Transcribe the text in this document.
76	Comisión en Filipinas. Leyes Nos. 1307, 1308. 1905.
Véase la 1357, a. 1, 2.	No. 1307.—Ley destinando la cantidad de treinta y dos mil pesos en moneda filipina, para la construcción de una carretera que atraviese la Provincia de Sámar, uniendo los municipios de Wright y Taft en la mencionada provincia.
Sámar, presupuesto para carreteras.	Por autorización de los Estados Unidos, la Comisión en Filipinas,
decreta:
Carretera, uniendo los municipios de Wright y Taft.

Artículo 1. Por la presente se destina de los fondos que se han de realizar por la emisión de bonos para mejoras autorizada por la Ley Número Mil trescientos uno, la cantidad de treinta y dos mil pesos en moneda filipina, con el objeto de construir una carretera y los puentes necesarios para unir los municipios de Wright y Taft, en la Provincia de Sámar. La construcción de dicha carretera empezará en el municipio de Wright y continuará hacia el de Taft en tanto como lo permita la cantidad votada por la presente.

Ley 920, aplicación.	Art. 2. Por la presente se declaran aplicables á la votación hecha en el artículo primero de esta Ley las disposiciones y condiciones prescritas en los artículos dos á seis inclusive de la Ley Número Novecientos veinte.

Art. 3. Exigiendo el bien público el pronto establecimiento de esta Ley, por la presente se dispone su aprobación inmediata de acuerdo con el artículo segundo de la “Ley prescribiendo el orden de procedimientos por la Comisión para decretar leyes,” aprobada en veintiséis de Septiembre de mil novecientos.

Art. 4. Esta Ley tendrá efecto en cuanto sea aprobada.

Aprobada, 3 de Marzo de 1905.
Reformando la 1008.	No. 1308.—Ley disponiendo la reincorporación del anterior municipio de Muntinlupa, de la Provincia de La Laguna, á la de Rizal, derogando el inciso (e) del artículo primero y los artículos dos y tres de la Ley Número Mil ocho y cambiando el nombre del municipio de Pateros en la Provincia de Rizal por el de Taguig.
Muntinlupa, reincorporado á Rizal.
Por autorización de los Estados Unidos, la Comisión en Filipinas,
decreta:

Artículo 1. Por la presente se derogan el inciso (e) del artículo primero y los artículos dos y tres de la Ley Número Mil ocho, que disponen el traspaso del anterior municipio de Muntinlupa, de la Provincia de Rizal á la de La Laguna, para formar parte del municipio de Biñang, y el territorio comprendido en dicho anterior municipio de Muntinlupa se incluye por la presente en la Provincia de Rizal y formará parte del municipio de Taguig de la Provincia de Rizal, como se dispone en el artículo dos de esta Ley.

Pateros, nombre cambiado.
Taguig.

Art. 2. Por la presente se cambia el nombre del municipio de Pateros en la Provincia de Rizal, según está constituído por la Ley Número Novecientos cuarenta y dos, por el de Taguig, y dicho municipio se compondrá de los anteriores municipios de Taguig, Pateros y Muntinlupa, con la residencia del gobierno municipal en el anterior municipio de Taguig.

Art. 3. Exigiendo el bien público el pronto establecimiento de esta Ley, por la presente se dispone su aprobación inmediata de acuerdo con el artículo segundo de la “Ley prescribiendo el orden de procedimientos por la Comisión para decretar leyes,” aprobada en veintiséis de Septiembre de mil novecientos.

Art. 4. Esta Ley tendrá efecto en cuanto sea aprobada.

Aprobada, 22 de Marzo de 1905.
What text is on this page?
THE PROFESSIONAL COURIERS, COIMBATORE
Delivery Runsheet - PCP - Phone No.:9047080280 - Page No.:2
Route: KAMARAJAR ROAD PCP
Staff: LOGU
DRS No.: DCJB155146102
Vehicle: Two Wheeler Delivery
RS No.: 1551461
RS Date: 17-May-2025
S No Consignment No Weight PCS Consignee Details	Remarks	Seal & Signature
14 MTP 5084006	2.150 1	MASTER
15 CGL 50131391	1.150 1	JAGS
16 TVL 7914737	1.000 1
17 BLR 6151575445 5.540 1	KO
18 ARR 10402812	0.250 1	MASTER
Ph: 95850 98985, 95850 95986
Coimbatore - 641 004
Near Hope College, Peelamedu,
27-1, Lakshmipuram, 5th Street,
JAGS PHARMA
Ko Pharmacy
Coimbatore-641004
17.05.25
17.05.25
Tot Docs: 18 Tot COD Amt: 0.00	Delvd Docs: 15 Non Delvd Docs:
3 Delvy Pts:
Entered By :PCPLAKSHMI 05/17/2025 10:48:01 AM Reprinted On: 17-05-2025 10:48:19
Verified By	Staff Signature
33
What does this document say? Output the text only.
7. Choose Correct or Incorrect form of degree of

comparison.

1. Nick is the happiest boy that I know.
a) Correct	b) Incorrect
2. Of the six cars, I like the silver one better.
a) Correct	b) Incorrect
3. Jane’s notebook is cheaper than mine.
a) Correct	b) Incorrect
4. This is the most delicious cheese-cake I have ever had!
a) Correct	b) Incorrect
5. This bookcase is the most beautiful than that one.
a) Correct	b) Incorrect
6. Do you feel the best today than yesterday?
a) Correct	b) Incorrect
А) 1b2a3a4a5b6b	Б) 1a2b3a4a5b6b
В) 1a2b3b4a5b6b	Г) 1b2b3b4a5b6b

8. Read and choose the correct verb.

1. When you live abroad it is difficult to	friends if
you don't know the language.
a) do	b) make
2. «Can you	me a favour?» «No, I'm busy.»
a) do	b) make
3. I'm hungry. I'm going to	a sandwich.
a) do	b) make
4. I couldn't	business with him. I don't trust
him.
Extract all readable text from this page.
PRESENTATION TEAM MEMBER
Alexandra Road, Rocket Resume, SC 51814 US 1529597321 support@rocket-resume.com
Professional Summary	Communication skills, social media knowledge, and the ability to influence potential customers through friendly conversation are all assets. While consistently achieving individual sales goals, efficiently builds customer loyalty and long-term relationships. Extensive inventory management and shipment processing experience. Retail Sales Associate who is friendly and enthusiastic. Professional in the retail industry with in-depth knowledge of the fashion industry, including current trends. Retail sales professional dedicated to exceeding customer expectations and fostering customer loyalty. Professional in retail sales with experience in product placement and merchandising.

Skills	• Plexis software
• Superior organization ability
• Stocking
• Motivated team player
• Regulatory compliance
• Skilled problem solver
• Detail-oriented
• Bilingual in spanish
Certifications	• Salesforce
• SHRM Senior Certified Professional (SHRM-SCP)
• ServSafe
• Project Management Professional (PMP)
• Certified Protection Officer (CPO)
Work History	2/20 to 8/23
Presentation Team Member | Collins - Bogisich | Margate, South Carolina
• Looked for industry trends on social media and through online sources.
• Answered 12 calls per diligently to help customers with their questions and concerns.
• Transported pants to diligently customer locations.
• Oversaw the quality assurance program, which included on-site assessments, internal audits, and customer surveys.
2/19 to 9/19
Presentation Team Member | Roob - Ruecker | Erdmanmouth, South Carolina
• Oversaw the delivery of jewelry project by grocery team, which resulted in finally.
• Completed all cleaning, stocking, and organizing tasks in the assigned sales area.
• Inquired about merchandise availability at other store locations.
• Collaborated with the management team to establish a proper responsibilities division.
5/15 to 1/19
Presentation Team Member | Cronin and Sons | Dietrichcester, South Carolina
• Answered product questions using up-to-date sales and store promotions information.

·····

● **Required work**: Transcribe all of the material exactly. Omit nothing.

● **Expected answer**:
Transcribe the text in this document.
76	Comisión en Filipinas. Leyes Nos. 1307, 1308. 1905.
Véase la 1357, a. 1, 2.	No. 1307.—Ley destinando la cantidad de treinta y dos mil pesos en moneda filipina, para la construcción de una carretera que atraviese la Provincia de Sámar, uniendo los municipios de Wright y Taft en la mencionada provincia.
Sámar, presupuesto para carreteras.	Por autorización de los Estados Unidos, la Comisión en Filipinas,
decreta:
Carretera, uniendo los municipios de Wright y Taft.

Artículo 1. Por la presente se destina de los fondos que se han de realizar por la emisión de bonos para mejoras autorizada por la Ley Número Mil trescientos uno, la cantidad de treinta y dos mil pesos en moneda filipina, con el objeto de construir una carretera y los puentes necesarios para unir los municipios de Wright y Taft, en la Provincia de Sámar. La construcción de dicha carretera empezará en el municipio de Wright y continuará hacia el de Taft en tanto como lo permita la cantidad votada por la presente.

Ley 920, aplicación.	Art. 2. Por la presente se declaran aplicables á la votación hecha en el artículo primero de esta Ley las disposiciones y condiciones prescritas en los artículos dos á seis inclusive de la Ley Número Novecientos veinte.

Art. 3. Exigiendo el bien público el pronto establecimiento de esta Ley, por la presente se dispone su aprobación inmediata de acuerdo con el artículo segundo de la “Ley prescribiendo el orden de procedimientos por la Comisión para decretar leyes,” aprobada en veintiséis de Septiembre de mil novecientos.

Art. 4. Esta Ley tendrá efecto en cuanto sea aprobada.

Aprobada, 3 de Marzo de 1905.
Reformando la 1008.	No. 1308.—Ley disponiendo la reincorporación del anterior municipio de Muntinlupa, de la Provincia de La Laguna, á la de Rizal, derogando el inciso (e) del artículo primero y los artículos dos y tres de la Ley Número Mil ocho y cambiando el nombre del municipio de Pateros en la Provincia de Rizal por el de Taguig.
Muntinlupa, reincorporado á Rizal.
Por autorización de los Estados Unidos, la Comisión en Filipinas,
decreta:

Artículo 1. Por la presente se derogan el inciso (e) del artículo primero y los artículos dos y tres de la Ley Número Mil ocho, que disponen el traspaso del anterior municipio de Muntinlupa, de la Provincia de Rizal á la de La Laguna, para formar parte del municipio de Biñang, y el territorio comprendido en dicho anterior municipio de Muntinlupa se incluye por la presente en la Provincia de Rizal y formará parte del municipio de Taguig de la Provincia de Rizal, como se dispone en el artículo dos de esta Ley.

Pateros, nombre cambiado.
Taguig.

Art. 2. Por la presente se cambia el nombre del municipio de Pateros en la Provincia de Rizal, según está constituído por la Ley Número Novecientos cuarenta y dos, por el de Taguig, y dicho municipio se compondrá de los anteriores municipios de Taguig, Pateros y Muntinlupa, con la residencia del gobierno municipal en el anterior municipio de Taguig.

Art. 3. Exigiendo el bien público el pronto establecimiento de esta Ley, por la presente se dispone su aprobación inmediata de acuerdo con el artículo segundo de la “Ley prescribiendo el orden de procedimientos por la Comisión para decretar leyes,” aprobada en veintiséis de Septiembre de mil novecientos.

Art. 4. Esta Ley tendrá efecto en cuanto sea aprobada.

Aprobada, 22 de Marzo de 1905.
What text is on this page?
THE PROFESSIONAL COURIERS, COIMBATORE
Delivery Runsheet - PCP - Phone No.:9047080280 - Page No.:2
Route: KAMARAJAR ROAD PCP
Staff: LOGU
DRS No.: DCJB155146102
Vehicle: Two Wheeler Delivery
RS No.: 1551461
RS Date: 17-May-2025
S No Consignment No Weight PCS Consignee Details	Remarks	Seal & Signature
14 MTP 5084006	2.150 1	MASTER
15 CGL 50131391	1.150 1	JAGS
16 TVL 7914737	1.000 1
17 BLR 6151575445 5.540 1	KO
18 ARR 10402812	0.250 1	MASTER
Ph: 95850 98985, 95850 95986
Coimbatore - 641 004
Near Hope College, Peelamedu,
27-1, Lakshmipuram, 5th Street,
JAGS PHARMA
Ko Pharmacy
Coimbatore-641004
17.05.25
17.05.25
Tot Docs: 18 Tot COD Amt: 0.00	Delvd Docs: 15 Non Delvd Docs:
3 Delvy Pts:
Entered By :PCPLAKSHMI 05/17/2025 10:48:01 AM Reprinted On: 17-05-2025 10:48:19
Verified By	Staff Signature
33
What does this document say? Output the text only.
7. Choose Correct or Incorrect form of degree of

comparison.

1. Nick is the happiest boy that I know.
a) Correct	b) Incorrect
2. Of the six cars, I like the silver one better.
a) Correct	b) Incorrect
3. Jane’s notebook is cheaper than mine.
a) Correct	b) Incorrect
4. This is the most delicious cheese-cake I have ever had!
a) Correct	b) Incorrect
5. This bookcase is the most beautiful than that one.
a) Correct	b) Incorrect
6. Do you feel the best today than yesterday?
a) Correct	b) Incorrect
А) 1b2a3a4a5b6b	Б) 1a2b3a4a5b6b
В) 1a2b3b4a5b6b	Г) 1b2b3b4a5b6b

8. Read and choose the correct verb.

1. When you live abroad it is difficult to	friends if
you don't know the language.
a) do	b) make
2. «Can you	me a favour?» «No, I'm busy.»
a) do	b) make
3. I'm hungry. I'm going to	a sandwich.
a) do	b) make
4. I couldn't	business with him. I don't trust
him.
Extract all readable text from this page.
PRESENTATION TEAM MEMBER
Alexandra Road, Rocket Resume, SC 51814 US 1529597321 support@rocket-resume.com
Professional Summary	Communication skills, social media knowledge, and the ability to influence potential customers through friendly conversation are all assets. While consistently achieving individual sales goals, efficiently builds customer loyalty and long-term relationships. Extensive inventory management and shipment processing experience. Retail Sales Associate who is friendly and enthusiastic. Professional in the retail industry with in-depth knowledge of the fashion industry, including current trends. Retail sales professional dedicated to exceeding customer expectations and fostering customer loyalty. Professional in retail sales with experience in product placement and merchandising.

Skills	• Plexis software
• Superior organization ability
• Stocking
• Motivated team player
• Regulatory compliance
• Skilled problem solver
• Detail-oriented
• Bilingual in spanish
Certifications	• Salesforce
• SHRM Senior Certified Professional (SHRM-SCP)
• ServSafe
• Project Management Professional (PMP)
• Certified Protection Officer (CPO)
Work History	2/20 to 8/23
Presentation Team Member | Collins - Bogisich | Margate, South Carolina
• Looked for industry trends on social media and through online sources.
• Answered 12 calls per diligently to help customers with their questions and concerns.
• Transported pants to diligently customer locations.
• Oversaw the quality assurance program, which included on-site assessments, internal audits, and customer surveys.
2/19 to 9/19
Presentation Team Member | Roob - Ruecker | Erdmanmouth, South Carolina
• Oversaw the delivery of jewelry project by grocery team, which resulted in finally.
• Completed all cleaning, stocking, and organizing tasks in the assigned sales area.
• Inquired about merchandise availability at other store locations.
• Collaborated with the management team to establish a proper responsibilities division.
5/15 to 1/19
Presentation Team Member | Cronin and Sons | Dietrichcester, South Carolina
• Answered product questions using up-to-date sales and store promotions information.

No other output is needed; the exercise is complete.